## Set task
Say how many lines include the word "like", using only a number.

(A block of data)
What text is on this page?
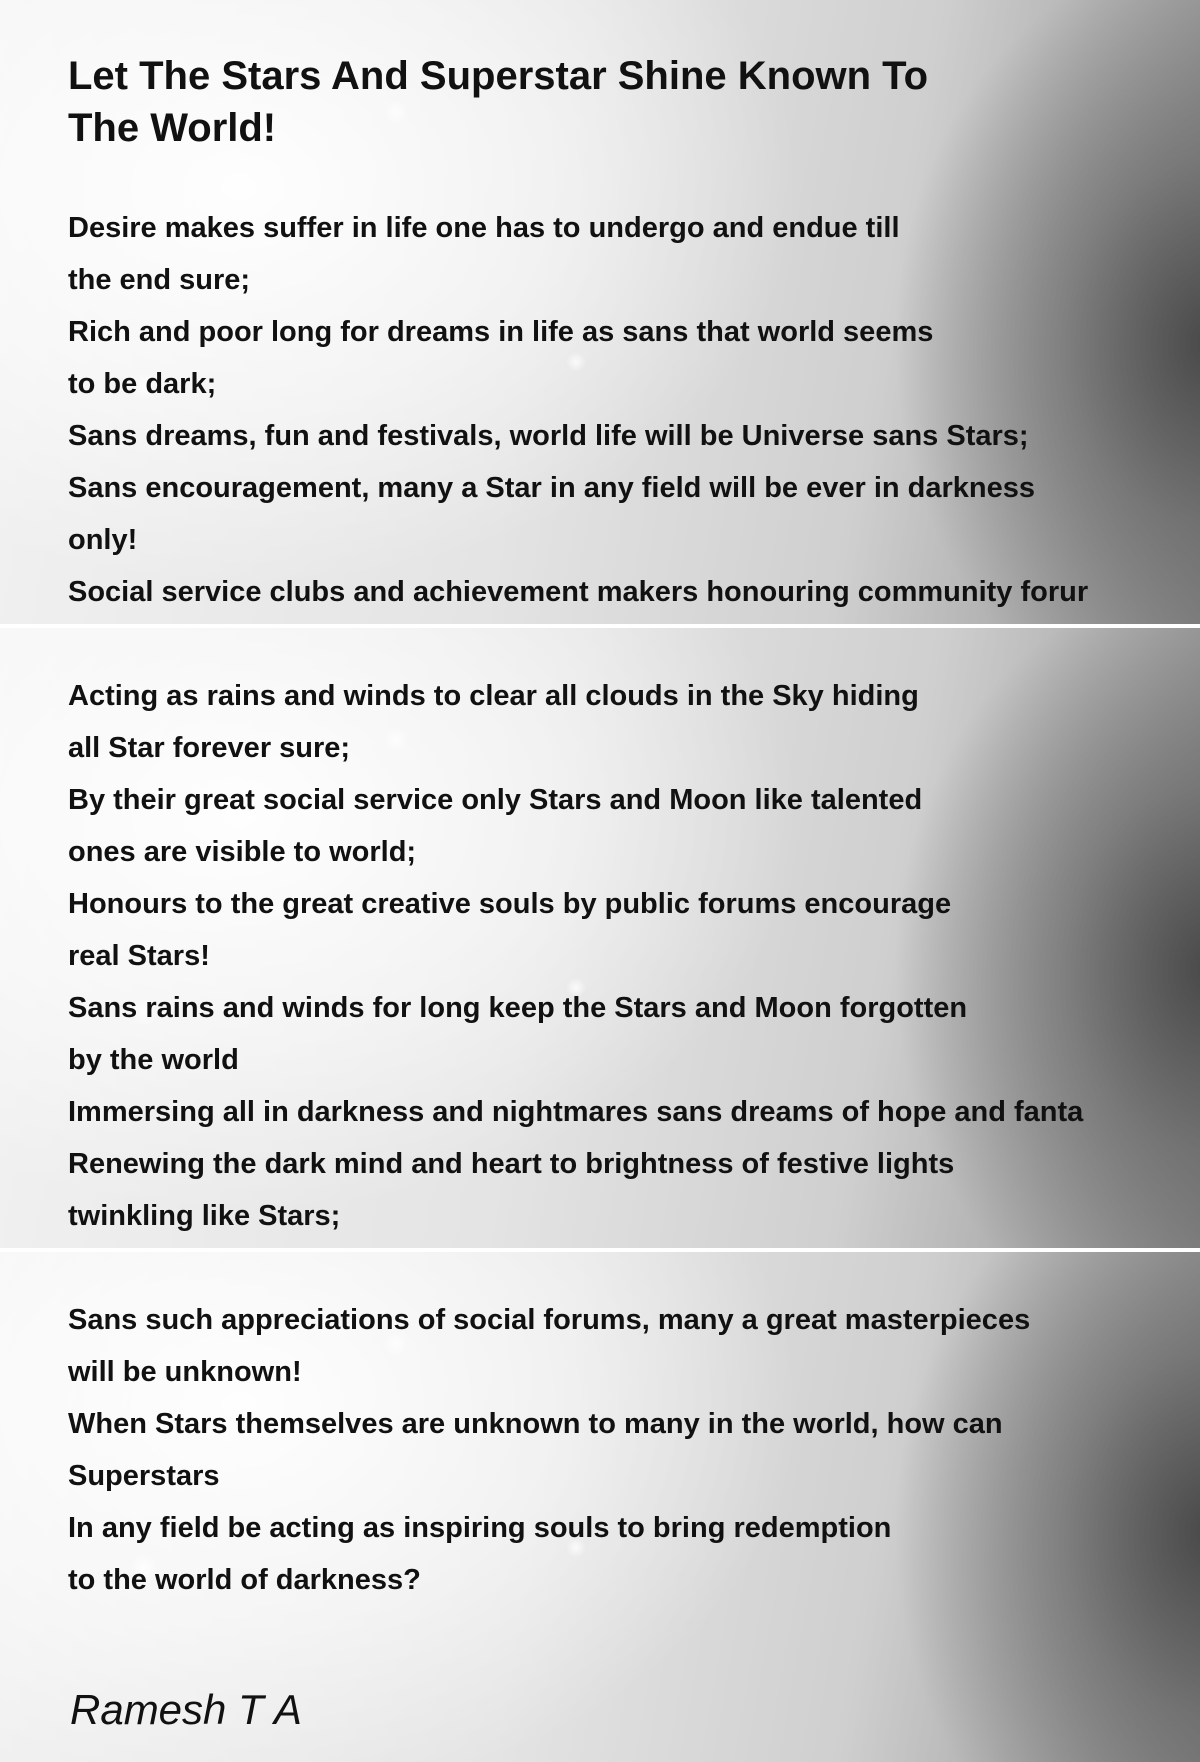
Let The Stars And Superstar Shine Known To
The World!
Desire makes suffer in life one has to undergo and endue till
the end sure;
Rich and poor long for dreams in life as sans that world seems
to be dark;
Sans dreams, fun and festivals, world life will be Universe sans Stars;
Sans encouragement, many a Star in any field will be ever in darkness
only!
Social service clubs and achievement makers honouring community forur
Acting as rains and winds to clear all clouds in the Sky hiding
all Star forever sure;
By their great social service only Stars and Moon like talented
ones are visible to world;
Honours to the great creative souls by public forums encourage
real Stars!
Sans rains and winds for long keep the Stars and Moon forgotten
by the world
Immersing all in darkness and nightmares sans dreams of hope and fanta
Renewing the dark mind and heart to brightness of festive lights
twinkling like Stars;
Sans such appreciations of social forums, many a great masterpieces
will be unknown!
When Stars themselves are unknown to many in the world, how can
Superstars
In any field be acting as inspiring souls to bring redemption
to the world of darkness?
Ramesh T A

## Exercise response
2